## What this task involves
Write every entry out again exactly, please, and skip the pictures.

## Data section
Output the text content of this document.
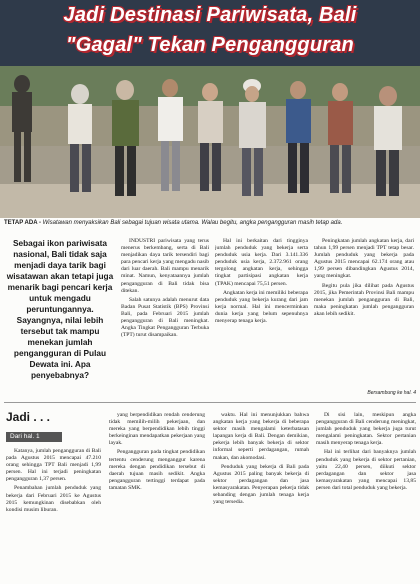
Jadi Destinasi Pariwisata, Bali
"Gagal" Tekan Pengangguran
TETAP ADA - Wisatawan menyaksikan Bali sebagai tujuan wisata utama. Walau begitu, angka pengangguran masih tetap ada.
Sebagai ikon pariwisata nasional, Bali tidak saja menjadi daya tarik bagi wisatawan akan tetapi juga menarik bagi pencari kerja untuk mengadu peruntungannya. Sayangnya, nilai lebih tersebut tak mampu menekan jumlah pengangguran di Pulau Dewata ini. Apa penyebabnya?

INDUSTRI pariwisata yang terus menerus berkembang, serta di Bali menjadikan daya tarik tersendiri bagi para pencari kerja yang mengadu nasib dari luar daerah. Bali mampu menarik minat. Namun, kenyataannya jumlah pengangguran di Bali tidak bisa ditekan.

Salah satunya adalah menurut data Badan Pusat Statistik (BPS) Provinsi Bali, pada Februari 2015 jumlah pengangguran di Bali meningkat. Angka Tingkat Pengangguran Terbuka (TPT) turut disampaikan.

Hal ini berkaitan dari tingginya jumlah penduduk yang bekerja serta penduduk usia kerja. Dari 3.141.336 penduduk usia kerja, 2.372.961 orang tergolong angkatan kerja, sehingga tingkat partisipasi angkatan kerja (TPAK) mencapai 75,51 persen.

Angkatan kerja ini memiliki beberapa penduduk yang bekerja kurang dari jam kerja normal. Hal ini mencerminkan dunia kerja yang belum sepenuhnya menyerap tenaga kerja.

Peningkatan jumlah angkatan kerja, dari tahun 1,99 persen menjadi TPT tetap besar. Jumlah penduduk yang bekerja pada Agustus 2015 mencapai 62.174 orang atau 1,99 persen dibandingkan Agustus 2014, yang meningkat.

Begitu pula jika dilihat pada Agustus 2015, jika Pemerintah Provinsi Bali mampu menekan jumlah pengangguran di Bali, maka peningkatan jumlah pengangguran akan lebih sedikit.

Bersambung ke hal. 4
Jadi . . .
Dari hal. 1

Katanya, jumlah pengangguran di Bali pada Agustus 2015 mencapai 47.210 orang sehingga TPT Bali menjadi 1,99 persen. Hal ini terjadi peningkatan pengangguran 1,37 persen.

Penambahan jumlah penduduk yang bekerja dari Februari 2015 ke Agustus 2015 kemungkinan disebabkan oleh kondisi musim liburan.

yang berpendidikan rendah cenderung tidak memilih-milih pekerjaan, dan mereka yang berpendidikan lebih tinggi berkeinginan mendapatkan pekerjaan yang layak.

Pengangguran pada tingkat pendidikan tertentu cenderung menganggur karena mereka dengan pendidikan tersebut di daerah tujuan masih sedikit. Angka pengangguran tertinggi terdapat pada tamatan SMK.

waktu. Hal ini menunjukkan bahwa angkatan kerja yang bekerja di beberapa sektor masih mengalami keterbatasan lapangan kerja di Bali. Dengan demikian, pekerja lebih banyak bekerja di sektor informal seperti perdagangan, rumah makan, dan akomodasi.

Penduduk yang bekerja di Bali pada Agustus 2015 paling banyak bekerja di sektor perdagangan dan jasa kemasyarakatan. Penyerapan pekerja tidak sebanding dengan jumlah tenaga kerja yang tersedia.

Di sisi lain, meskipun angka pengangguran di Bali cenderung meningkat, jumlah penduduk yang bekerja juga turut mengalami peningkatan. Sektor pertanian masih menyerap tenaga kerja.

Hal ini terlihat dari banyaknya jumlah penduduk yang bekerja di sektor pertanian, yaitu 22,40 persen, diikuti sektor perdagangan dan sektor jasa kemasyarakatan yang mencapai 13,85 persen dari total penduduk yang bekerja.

## Worked answer
Output the text content of this document.
Jadi Destinasi Pariwisata, Bali
"Gagal" Tekan Pengangguran
TETAP ADA - Wisatawan menyaksikan Bali sebagai tujuan wisata utama. Walau begitu, angka pengangguran masih tetap ada.
Sebagai ikon pariwisata nasional, Bali tidak saja menjadi daya tarik bagi wisatawan akan tetapi juga menarik bagi pencari kerja untuk mengadu peruntungannya. Sayangnya, nilai lebih tersebut tak mampu menekan jumlah pengangguran di Pulau Dewata ini. Apa penyebabnya?

INDUSTRI pariwisata yang terus menerus berkembang, serta di Bali menjadikan daya tarik tersendiri bagi para pencari kerja yang mengadu nasib dari luar daerah. Bali mampu menarik minat. Namun, kenyataannya jumlah pengangguran di Bali tidak bisa ditekan.

Salah satunya adalah menurut data Badan Pusat Statistik (BPS) Provinsi Bali, pada Februari 2015 jumlah pengangguran di Bali meningkat. Angka Tingkat Pengangguran Terbuka (TPT) turut disampaikan.

Hal ini berkaitan dari tingginya jumlah penduduk yang bekerja serta penduduk usia kerja. Dari 3.141.336 penduduk usia kerja, 2.372.961 orang tergolong angkatan kerja, sehingga tingkat partisipasi angkatan kerja (TPAK) mencapai 75,51 persen.

Angkatan kerja ini memiliki beberapa penduduk yang bekerja kurang dari jam kerja normal. Hal ini mencerminkan dunia kerja yang belum sepenuhnya menyerap tenaga kerja.

Peningkatan jumlah angkatan kerja, dari tahun 1,99 persen menjadi TPT tetap besar. Jumlah penduduk yang bekerja pada Agustus 2015 mencapai 62.174 orang atau 1,99 persen dibandingkan Agustus 2014, yang meningkat.

Begitu pula jika dilihat pada Agustus 2015, jika Pemerintah Provinsi Bali mampu menekan jumlah pengangguran di Bali, maka peningkatan jumlah pengangguran akan lebih sedikit.

Bersambung ke hal. 4
Jadi . . .
Dari hal. 1

Katanya, jumlah pengangguran di Bali pada Agustus 2015 mencapai 47.210 orang sehingga TPT Bali menjadi 1,99 persen. Hal ini terjadi peningkatan pengangguran 1,37 persen.

Penambahan jumlah penduduk yang bekerja dari Februari 2015 ke Agustus 2015 kemungkinan disebabkan oleh kondisi musim liburan.

yang berpendidikan rendah cenderung tidak memilih-milih pekerjaan, dan mereka yang berpendidikan lebih tinggi berkeinginan mendapatkan pekerjaan yang layak.

Pengangguran pada tingkat pendidikan tertentu cenderung menganggur karena mereka dengan pendidikan tersebut di daerah tujuan masih sedikit. Angka pengangguran tertinggi terdapat pada tamatan SMK.

waktu. Hal ini menunjukkan bahwa angkatan kerja yang bekerja di beberapa sektor masih mengalami keterbatasan lapangan kerja di Bali. Dengan demikian, pekerja lebih banyak bekerja di sektor informal seperti perdagangan, rumah makan, dan akomodasi.

Penduduk yang bekerja di Bali pada Agustus 2015 paling banyak bekerja di sektor perdagangan dan jasa kemasyarakatan. Penyerapan pekerja tidak sebanding dengan jumlah tenaga kerja yang tersedia.

Di sisi lain, meskipun angka pengangguran di Bali cenderung meningkat, jumlah penduduk yang bekerja juga turut mengalami peningkatan. Sektor pertanian masih menyerap tenaga kerja.

Hal ini terlihat dari banyaknya jumlah penduduk yang bekerja di sektor pertanian, yaitu 22,40 persen, diikuti sektor perdagangan dan sektor jasa kemasyarakatan yang mencapai 13,85 persen dari total penduduk yang bekerja.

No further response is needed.